**Do this**
Every line that contains the word "accent" should be copied out.

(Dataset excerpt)
┏━━
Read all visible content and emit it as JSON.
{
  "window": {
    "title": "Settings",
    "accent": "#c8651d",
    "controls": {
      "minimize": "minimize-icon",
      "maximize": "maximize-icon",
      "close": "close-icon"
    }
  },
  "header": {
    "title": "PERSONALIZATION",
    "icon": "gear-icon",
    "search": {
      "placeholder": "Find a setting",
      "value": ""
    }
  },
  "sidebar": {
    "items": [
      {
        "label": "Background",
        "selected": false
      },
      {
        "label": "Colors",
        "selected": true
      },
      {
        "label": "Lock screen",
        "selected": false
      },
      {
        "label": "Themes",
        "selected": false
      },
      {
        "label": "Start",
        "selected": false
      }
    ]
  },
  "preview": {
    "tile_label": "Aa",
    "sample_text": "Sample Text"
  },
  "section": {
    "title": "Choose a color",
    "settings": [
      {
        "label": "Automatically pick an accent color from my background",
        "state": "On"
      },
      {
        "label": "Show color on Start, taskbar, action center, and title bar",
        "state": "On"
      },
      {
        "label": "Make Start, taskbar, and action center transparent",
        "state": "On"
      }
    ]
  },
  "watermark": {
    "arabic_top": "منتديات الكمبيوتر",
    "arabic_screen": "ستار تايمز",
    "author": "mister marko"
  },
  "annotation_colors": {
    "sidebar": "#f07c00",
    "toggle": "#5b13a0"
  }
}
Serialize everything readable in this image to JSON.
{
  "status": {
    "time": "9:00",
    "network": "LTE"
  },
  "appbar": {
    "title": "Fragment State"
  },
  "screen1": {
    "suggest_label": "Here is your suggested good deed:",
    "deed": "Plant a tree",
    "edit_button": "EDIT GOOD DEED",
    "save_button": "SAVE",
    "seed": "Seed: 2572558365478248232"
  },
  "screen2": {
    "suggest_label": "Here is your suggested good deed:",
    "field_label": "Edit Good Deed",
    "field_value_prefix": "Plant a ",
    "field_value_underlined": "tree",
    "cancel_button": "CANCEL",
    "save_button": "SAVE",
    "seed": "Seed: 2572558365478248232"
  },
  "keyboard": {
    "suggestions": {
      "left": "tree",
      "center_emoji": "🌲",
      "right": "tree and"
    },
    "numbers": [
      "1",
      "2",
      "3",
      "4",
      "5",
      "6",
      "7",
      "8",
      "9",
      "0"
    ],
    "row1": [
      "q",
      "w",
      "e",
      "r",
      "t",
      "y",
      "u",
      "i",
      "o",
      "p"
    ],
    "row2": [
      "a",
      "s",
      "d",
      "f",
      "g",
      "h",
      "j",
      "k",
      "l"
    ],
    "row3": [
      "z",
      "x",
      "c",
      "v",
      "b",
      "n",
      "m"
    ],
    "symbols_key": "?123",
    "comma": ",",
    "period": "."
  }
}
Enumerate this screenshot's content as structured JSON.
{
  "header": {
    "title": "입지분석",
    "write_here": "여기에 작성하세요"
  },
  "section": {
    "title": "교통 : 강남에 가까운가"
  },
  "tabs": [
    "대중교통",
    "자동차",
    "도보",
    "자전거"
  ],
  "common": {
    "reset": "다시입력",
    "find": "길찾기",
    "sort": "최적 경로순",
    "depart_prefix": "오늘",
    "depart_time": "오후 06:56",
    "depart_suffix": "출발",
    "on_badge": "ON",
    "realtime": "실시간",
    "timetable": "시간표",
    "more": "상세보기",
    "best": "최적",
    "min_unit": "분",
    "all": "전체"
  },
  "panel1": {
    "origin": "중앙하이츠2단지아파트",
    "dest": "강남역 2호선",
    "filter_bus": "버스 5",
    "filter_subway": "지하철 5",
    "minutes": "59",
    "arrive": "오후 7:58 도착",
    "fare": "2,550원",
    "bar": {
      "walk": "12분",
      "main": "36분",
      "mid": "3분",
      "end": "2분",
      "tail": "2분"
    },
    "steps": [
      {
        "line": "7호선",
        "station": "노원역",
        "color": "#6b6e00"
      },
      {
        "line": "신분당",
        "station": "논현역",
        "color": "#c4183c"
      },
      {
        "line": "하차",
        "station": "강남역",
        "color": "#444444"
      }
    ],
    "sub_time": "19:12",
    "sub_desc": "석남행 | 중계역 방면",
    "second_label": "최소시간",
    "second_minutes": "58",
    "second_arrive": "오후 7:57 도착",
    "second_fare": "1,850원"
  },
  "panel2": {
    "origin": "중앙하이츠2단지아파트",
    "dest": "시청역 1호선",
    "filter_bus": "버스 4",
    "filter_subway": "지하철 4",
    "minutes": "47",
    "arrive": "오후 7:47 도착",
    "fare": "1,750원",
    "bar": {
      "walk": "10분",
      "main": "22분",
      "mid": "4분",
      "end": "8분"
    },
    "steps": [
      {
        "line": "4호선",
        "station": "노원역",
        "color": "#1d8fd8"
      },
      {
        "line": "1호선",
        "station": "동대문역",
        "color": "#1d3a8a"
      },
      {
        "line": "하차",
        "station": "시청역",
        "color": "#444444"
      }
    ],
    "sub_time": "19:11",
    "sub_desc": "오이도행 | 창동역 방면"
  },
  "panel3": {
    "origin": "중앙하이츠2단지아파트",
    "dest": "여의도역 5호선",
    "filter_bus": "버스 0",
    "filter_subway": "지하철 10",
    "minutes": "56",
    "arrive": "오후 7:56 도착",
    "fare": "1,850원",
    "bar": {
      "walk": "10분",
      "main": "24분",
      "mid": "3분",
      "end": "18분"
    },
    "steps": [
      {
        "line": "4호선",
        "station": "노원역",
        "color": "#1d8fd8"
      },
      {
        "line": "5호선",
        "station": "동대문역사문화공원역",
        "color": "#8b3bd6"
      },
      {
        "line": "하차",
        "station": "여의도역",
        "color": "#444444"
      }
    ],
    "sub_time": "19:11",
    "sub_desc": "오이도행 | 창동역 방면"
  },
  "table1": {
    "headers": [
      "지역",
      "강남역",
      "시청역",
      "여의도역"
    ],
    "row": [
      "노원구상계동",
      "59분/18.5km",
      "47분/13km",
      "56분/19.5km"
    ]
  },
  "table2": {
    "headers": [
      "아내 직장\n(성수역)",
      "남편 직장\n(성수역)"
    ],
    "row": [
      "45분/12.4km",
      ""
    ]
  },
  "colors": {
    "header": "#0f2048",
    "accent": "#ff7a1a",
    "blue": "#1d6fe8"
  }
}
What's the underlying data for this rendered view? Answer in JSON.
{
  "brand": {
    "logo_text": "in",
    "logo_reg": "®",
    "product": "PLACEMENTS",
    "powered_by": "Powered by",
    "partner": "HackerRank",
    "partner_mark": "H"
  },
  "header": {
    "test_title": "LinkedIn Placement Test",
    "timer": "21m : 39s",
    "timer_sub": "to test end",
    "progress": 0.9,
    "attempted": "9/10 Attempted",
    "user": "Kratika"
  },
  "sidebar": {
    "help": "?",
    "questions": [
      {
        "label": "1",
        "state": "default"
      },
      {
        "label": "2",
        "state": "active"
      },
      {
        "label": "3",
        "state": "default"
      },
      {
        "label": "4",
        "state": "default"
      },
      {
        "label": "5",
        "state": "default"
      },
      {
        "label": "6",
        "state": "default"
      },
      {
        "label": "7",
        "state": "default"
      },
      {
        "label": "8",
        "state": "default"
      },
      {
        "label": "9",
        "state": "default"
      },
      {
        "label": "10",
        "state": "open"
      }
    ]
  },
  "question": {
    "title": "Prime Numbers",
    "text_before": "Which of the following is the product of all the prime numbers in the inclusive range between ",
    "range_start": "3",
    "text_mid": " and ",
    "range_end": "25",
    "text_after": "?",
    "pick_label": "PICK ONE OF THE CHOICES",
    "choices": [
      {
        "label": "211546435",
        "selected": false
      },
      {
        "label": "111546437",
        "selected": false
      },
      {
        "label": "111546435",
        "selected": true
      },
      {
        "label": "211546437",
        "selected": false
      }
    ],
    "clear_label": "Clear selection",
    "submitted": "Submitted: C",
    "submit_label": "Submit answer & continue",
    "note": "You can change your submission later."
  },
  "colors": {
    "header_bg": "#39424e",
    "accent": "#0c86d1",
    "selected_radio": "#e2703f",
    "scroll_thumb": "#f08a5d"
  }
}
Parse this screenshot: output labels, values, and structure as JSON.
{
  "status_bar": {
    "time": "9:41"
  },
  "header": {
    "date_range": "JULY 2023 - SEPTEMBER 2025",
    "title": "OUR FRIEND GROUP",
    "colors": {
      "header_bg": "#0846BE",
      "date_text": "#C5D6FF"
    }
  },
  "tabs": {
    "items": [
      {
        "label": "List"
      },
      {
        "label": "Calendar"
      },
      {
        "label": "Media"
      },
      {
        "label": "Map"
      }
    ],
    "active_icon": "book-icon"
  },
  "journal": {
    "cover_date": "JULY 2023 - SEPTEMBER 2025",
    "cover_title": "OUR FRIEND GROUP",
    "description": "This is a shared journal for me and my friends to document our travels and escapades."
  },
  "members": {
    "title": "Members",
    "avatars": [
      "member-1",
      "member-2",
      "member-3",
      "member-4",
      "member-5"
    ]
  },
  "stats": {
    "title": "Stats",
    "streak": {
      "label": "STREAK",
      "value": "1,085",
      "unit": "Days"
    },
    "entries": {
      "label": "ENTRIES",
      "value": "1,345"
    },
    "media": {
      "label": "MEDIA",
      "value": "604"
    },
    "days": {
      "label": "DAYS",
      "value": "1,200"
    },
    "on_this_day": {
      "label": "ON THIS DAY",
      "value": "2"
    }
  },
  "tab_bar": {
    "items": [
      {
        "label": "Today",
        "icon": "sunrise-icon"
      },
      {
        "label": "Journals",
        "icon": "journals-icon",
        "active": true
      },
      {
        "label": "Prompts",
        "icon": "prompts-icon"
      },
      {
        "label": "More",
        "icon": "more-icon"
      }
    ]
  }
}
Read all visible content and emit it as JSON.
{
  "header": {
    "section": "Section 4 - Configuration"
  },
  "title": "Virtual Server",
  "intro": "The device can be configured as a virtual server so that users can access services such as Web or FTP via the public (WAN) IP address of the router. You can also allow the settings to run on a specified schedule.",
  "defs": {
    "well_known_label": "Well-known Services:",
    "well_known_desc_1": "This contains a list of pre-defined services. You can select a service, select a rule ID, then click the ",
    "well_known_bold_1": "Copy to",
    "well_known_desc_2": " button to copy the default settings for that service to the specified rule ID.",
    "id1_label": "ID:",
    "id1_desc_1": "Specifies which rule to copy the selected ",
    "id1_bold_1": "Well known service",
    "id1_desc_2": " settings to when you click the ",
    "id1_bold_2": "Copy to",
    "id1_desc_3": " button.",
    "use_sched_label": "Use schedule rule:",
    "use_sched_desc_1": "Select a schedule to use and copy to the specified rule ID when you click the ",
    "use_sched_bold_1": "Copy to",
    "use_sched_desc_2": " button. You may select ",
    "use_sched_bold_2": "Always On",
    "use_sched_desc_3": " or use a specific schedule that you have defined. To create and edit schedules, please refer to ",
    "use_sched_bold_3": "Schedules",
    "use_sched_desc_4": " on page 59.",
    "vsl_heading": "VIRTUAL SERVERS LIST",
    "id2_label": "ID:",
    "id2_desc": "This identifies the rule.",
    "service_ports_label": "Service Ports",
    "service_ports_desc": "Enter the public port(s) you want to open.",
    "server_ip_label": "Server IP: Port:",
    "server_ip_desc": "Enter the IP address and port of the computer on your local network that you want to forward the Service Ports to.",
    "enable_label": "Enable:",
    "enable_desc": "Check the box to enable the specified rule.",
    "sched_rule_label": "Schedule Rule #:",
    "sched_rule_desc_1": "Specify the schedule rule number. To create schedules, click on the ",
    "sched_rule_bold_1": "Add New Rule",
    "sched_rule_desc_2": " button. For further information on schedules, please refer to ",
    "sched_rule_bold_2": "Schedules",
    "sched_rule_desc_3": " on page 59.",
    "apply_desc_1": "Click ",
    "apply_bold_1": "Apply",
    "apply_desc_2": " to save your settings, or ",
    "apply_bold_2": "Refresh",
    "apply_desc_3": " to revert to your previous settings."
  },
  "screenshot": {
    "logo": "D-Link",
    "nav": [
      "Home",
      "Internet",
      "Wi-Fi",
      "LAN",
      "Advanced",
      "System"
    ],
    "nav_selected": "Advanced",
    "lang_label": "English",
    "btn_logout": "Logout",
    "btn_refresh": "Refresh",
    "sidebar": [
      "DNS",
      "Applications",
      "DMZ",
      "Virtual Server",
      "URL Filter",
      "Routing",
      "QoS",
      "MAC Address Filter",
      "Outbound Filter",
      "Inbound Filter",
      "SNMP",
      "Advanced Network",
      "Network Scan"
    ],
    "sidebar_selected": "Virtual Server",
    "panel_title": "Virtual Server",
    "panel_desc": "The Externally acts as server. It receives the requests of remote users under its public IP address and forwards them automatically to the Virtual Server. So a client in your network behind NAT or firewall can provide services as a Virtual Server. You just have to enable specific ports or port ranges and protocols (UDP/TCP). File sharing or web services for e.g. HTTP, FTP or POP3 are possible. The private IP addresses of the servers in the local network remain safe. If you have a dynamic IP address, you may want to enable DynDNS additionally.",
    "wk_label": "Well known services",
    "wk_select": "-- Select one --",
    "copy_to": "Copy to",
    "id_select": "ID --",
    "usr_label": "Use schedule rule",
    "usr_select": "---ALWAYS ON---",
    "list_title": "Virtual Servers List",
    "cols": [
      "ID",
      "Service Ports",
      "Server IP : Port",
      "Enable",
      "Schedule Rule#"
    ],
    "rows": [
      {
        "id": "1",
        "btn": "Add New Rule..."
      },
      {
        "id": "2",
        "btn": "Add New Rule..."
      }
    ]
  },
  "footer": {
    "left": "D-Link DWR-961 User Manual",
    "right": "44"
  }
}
┗━━
**Final answer**
    "accent": "#c8651d",
        "label": "Automatically pick an accent color from my background",
    "accent": "#ff7a1a",
    "accent": "#0c86d1",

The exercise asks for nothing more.